- [Task description]: With the pictures omitted, write out the entries that follow exactly as they stand.

[Dataset items]
# # # # #
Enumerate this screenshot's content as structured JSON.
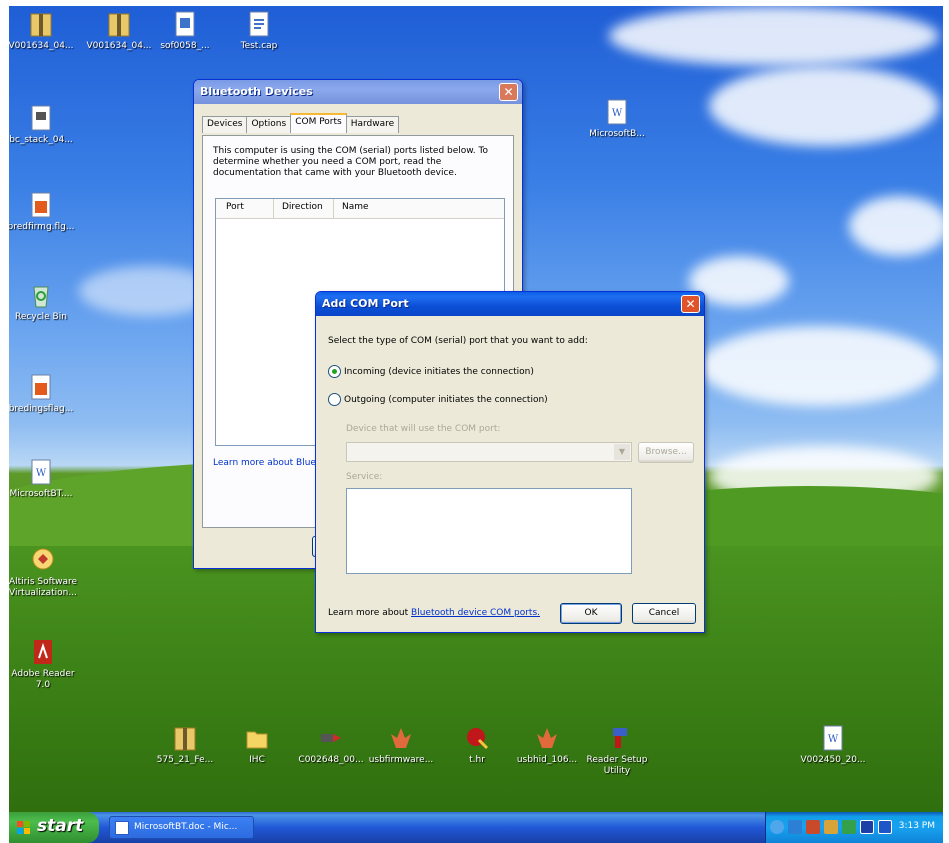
{
  "desktop": {
    "icons": [
      {
        "label": "V001634_04...",
        "kind": "zip"
      },
      {
        "label": "V001634_04...",
        "kind": "zip"
      },
      {
        "label": "sof0058_...",
        "kind": "doc"
      },
      {
        "label": "Test.cap",
        "kind": "file"
      },
      {
        "label": "bc_stack_04...",
        "kind": "doc"
      },
      {
        "label": "bredfirmg.flg...",
        "kind": "app"
      },
      {
        "label": "Recycle Bin",
        "kind": "recycle"
      },
      {
        "label": "bredingsflag...",
        "kind": "app"
      },
      {
        "label": "MicrosoftB...",
        "kind": "word"
      },
      {
        "label": "Altiris Software Virtualization...",
        "kind": "shortcut"
      },
      {
        "label": "Adobe Reader 7.0",
        "kind": "pdf"
      },
      {
        "label": "MicrosoftBT....",
        "kind": "word"
      },
      {
        "label": "575_21_Fe...",
        "kind": "zip"
      },
      {
        "label": "IHC",
        "kind": "folder"
      },
      {
        "label": "C002648_00...",
        "kind": "exe"
      },
      {
        "label": "usbfirmware...",
        "kind": "app"
      },
      {
        "label": "t.hr",
        "kind": "app"
      },
      {
        "label": "usbhid_106...",
        "kind": "app"
      },
      {
        "label": "Reader Setup Utility",
        "kind": "setup"
      },
      {
        "label": "V002450_20...",
        "kind": "word"
      }
    ]
  },
  "bt_window": {
    "title": "Bluetooth Devices",
    "tabs": [
      "Devices",
      "Options",
      "COM Ports",
      "Hardware"
    ],
    "active_tab": "COM Ports",
    "description": "This computer is using the COM (serial) ports listed below. To determine whether you need a COM port, read the documentation that came with your Bluetooth device.",
    "columns": [
      "Port",
      "Direction",
      "Name"
    ],
    "learn_more": "Learn more about Blueto"
  },
  "add_com_dialog": {
    "title": "Add COM Port",
    "prompt": "Select the type of COM (serial) port that you want to add:",
    "incoming_label": "Incoming (device initiates the connection)",
    "outgoing_label": "Outgoing (computer initiates the connection)",
    "selected": "incoming",
    "device_label": "Device that will use the COM port:",
    "browse_label": "Browse...",
    "service_label": "Service:",
    "learn_more_prefix": "Learn more about ",
    "learn_more_link": "Bluetooth device COM ports.",
    "ok_label": "OK",
    "cancel_label": "Cancel"
  },
  "taskbar": {
    "start_label": "start",
    "task_item": "MicrosoftBT.doc - Mic...",
    "clock": "3:13 PM"
  },
  "colors": {
    "title_active": "#0a4fd6",
    "link": "#0033cc",
    "close": "#e0542c"
  }
}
# # # # #
- [Result below]:
Enumerate this screenshot's content as structured JSON.
{
  "desktop": {
    "icons": [
      {
        "label": "V001634_04...",
        "kind": "zip"
      },
      {
        "label": "V001634_04...",
        "kind": "zip"
      },
      {
        "label": "sof0058_...",
        "kind": "doc"
      },
      {
        "label": "Test.cap",
        "kind": "file"
      },
      {
        "label": "bc_stack_04...",
        "kind": "doc"
      },
      {
        "label": "bredfirmg.flg...",
        "kind": "app"
      },
      {
        "label": "Recycle Bin",
        "kind": "recycle"
      },
      {
        "label": "bredingsflag...",
        "kind": "app"
      },
      {
        "label": "MicrosoftB...",
        "kind": "word"
      },
      {
        "label": "Altiris Software Virtualization...",
        "kind": "shortcut"
      },
      {
        "label": "Adobe Reader 7.0",
        "kind": "pdf"
      },
      {
        "label": "MicrosoftBT....",
        "kind": "word"
      },
      {
        "label": "575_21_Fe...",
        "kind": "zip"
      },
      {
        "label": "IHC",
        "kind": "folder"
      },
      {
        "label": "C002648_00...",
        "kind": "exe"
      },
      {
        "label": "usbfirmware...",
        "kind": "app"
      },
      {
        "label": "t.hr",
        "kind": "app"
      },
      {
        "label": "usbhid_106...",
        "kind": "app"
      },
      {
        "label": "Reader Setup Utility",
        "kind": "setup"
      },
      {
        "label": "V002450_20...",
        "kind": "word"
      }
    ]
  },
  "bt_window": {
    "title": "Bluetooth Devices",
    "tabs": [
      "Devices",
      "Options",
      "COM Ports",
      "Hardware"
    ],
    "active_tab": "COM Ports",
    "description": "This computer is using the COM (serial) ports listed below. To determine whether you need a COM port, read the documentation that came with your Bluetooth device.",
    "columns": [
      "Port",
      "Direction",
      "Name"
    ],
    "learn_more": "Learn more about Blueto"
  },
  "add_com_dialog": {
    "title": "Add COM Port",
    "prompt": "Select the type of COM (serial) port that you want to add:",
    "incoming_label": "Incoming (device initiates the connection)",
    "outgoing_label": "Outgoing (computer initiates the connection)",
    "selected": "incoming",
    "device_label": "Device that will use the COM port:",
    "browse_label": "Browse...",
    "service_label": "Service:",
    "learn_more_prefix": "Learn more about ",
    "learn_more_link": "Bluetooth device COM ports.",
    "ok_label": "OK",
    "cancel_label": "Cancel"
  },
  "taskbar": {
    "start_label": "start",
    "task_item": "MicrosoftBT.doc - Mic...",
    "clock": "3:13 PM"
  },
  "colors": {
    "title_active": "#0a4fd6",
    "link": "#0033cc",
    "close": "#e0542c"
  }
}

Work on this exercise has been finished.